Work to be completed
Your task is to restate the data word for word.

* Start *

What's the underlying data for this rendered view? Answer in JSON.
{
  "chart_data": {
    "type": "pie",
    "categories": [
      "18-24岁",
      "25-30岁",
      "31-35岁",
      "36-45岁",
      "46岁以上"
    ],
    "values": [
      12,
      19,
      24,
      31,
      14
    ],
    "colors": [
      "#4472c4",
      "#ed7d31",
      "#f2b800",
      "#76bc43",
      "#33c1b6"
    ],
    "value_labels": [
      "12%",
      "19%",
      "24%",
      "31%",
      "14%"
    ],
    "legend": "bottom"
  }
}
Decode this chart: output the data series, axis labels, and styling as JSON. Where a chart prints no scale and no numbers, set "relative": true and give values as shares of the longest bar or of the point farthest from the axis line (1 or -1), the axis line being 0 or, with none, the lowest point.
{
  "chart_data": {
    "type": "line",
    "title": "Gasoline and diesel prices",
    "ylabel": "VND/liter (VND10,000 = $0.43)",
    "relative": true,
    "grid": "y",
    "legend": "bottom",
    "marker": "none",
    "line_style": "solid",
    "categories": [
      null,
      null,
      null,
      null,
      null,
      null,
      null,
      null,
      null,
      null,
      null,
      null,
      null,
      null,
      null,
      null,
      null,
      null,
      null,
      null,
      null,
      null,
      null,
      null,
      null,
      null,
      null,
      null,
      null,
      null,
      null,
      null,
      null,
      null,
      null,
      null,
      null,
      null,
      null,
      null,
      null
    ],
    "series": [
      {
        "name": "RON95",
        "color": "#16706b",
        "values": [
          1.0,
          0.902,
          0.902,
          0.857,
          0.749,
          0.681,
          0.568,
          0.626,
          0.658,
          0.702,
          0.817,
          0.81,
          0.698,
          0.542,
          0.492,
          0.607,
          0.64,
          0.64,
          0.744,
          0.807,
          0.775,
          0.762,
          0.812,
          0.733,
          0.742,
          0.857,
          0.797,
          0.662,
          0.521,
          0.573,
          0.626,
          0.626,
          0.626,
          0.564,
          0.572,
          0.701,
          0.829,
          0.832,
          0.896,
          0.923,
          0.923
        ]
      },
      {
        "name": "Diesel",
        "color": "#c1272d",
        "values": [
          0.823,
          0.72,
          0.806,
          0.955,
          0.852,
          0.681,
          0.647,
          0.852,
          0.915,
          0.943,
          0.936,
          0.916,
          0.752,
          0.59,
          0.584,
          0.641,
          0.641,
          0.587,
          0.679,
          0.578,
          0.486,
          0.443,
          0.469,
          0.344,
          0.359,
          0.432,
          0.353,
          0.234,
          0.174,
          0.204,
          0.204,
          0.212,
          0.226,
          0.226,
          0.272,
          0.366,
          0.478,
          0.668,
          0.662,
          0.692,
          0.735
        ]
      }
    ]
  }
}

* End *

Complete answer
What's the underlying data for this rendered view? Answer in JSON.
{
  "chart_data": {
    "type": "pie",
    "categories": [
      "18-24岁",
      "25-30岁",
      "31-35岁",
      "36-45岁",
      "46岁以上"
    ],
    "values": [
      12,
      19,
      24,
      31,
      14
    ],
    "colors": [
      "#4472c4",
      "#ed7d31",
      "#f2b800",
      "#76bc43",
      "#33c1b6"
    ],
    "value_labels": [
      "12%",
      "19%",
      "24%",
      "31%",
      "14%"
    ],
    "legend": "bottom"
  }
}
Decode this chart: output the data series, axis labels, and styling as JSON. Where a chart prints no scale and no numbers, set "relative": true and give values as shares of the longest bar or of the point farthest from the axis line (1 or -1), the axis line being 0 or, with none, the lowest point.
{
  "chart_data": {
    "type": "line",
    "title": "Gasoline and diesel prices",
    "ylabel": "VND/liter (VND10,000 = $0.43)",
    "relative": true,
    "grid": "y",
    "legend": "bottom",
    "marker": "none",
    "line_style": "solid",
    "categories": [
      null,
      null,
      null,
      null,
      null,
      null,
      null,
      null,
      null,
      null,
      null,
      null,
      null,
      null,
      null,
      null,
      null,
      null,
      null,
      null,
      null,
      null,
      null,
      null,
      null,
      null,
      null,
      null,
      null,
      null,
      null,
      null,
      null,
      null,
      null,
      null,
      null,
      null,
      null,
      null,
      null
    ],
    "series": [
      {
        "name": "RON95",
        "color": "#16706b",
        "values": [
          1.0,
          0.902,
          0.902,
          0.857,
          0.749,
          0.681,
          0.568,
          0.626,
          0.658,
          0.702,
          0.817,
          0.81,
          0.698,
          0.542,
          0.492,
          0.607,
          0.64,
          0.64,
          0.744,
          0.807,
          0.775,
          0.762,
          0.812,
          0.733,
          0.742,
          0.857,
          0.797,
          0.662,
          0.521,
          0.573,
          0.626,
          0.626,
          0.626,
          0.564,
          0.572,
          0.701,
          0.829,
          0.832,
          0.896,
          0.923,
          0.923
        ]
      },
      {
        "name": "Diesel",
        "color": "#c1272d",
        "values": [
          0.823,
          0.72,
          0.806,
          0.955,
          0.852,
          0.681,
          0.647,
          0.852,
          0.915,
          0.943,
          0.936,
          0.916,
          0.752,
          0.59,
          0.584,
          0.641,
          0.641,
          0.587,
          0.679,
          0.578,
          0.486,
          0.443,
          0.469,
          0.344,
          0.359,
          0.432,
          0.353,
          0.234,
          0.174,
          0.204,
          0.204,
          0.212,
          0.226,
          0.226,
          0.272,
          0.366,
          0.478,
          0.668,
          0.662,
          0.692,
          0.735
        ]
      }
    ]
  }
}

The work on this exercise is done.